## Job
Check every line below for the string "April", and copy the lines that contain it.

## Dataset entries on figures

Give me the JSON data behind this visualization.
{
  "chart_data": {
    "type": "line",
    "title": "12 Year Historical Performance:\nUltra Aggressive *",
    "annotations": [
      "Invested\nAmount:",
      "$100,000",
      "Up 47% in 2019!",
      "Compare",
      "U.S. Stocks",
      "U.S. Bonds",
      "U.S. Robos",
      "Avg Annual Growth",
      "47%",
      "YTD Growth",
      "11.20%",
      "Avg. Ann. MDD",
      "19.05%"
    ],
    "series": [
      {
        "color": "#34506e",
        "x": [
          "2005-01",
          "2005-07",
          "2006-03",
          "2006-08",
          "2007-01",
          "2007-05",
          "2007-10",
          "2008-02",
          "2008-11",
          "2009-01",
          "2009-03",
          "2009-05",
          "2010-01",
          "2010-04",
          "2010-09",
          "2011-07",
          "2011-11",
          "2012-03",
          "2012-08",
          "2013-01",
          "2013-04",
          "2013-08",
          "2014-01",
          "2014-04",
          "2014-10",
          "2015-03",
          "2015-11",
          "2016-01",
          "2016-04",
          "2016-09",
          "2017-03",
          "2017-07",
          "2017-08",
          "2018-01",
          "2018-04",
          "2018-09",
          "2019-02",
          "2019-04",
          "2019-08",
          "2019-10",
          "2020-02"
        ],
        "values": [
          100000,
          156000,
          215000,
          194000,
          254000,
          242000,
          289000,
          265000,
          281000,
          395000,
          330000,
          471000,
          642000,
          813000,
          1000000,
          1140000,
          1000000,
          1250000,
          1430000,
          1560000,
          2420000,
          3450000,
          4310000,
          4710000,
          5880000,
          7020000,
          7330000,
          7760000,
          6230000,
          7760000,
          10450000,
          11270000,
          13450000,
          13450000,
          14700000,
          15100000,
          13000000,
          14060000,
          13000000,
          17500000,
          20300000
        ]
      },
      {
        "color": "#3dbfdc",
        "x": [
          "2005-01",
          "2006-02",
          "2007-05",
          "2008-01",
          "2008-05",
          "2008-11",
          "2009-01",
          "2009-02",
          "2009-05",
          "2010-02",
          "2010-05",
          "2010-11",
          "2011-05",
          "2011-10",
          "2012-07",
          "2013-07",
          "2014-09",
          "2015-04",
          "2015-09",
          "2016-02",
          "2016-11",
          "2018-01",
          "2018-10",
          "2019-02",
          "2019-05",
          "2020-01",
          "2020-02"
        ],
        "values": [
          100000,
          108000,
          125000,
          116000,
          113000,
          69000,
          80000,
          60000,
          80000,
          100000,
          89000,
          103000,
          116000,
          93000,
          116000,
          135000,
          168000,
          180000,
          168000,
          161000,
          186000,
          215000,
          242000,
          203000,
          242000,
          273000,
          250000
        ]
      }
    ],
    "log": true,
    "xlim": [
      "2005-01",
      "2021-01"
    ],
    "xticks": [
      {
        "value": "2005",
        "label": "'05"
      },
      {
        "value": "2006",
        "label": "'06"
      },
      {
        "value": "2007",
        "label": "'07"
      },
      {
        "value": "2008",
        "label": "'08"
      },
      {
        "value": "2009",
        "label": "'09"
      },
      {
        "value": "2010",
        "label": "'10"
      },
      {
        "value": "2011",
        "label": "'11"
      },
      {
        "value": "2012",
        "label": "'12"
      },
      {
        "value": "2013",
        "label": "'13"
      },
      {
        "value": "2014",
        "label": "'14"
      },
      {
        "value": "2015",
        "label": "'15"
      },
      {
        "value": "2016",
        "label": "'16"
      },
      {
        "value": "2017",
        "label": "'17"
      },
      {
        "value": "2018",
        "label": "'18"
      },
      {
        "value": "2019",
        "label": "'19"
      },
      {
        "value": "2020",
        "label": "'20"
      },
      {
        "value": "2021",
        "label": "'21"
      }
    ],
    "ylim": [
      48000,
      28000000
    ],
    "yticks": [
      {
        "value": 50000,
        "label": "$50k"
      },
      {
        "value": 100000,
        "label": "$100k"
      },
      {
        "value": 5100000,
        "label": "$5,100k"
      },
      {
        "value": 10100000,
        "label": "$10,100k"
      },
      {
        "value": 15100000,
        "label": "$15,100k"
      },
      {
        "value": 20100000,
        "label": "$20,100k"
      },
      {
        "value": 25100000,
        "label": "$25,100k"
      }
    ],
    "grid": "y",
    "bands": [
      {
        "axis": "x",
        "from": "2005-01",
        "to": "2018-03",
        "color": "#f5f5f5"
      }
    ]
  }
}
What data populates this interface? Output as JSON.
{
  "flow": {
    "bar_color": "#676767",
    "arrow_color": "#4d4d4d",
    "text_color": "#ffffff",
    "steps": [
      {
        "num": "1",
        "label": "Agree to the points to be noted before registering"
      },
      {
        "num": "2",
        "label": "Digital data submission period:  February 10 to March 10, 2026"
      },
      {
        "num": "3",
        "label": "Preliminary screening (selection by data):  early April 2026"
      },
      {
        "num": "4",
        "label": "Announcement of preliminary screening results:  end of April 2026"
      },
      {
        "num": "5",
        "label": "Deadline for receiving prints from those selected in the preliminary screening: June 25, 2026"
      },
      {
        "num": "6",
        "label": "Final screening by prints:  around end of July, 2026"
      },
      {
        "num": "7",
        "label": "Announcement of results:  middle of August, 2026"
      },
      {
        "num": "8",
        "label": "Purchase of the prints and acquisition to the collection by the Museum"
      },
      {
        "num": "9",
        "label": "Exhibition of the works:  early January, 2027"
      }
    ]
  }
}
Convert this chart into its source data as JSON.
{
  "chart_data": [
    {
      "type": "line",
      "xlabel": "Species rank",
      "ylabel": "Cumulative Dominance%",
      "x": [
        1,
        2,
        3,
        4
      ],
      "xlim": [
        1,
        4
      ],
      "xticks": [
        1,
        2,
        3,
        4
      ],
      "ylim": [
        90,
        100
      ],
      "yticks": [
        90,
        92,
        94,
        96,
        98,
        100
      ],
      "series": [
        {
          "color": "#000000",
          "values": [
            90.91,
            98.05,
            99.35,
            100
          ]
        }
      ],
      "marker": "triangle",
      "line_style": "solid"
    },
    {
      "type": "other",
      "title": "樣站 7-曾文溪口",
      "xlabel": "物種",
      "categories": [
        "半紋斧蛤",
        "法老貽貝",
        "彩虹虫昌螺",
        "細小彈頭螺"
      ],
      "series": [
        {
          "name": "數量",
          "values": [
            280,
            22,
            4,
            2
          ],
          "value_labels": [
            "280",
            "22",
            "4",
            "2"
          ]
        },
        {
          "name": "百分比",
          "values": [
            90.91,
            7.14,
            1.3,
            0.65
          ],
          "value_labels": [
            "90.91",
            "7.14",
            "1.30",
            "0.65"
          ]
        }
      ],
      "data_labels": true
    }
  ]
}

## Solution to the problem
        "label": "Preliminary screening (selection by data):  early April 2026"
        "label": "Announcement of preliminary screening results:  end of April 2026"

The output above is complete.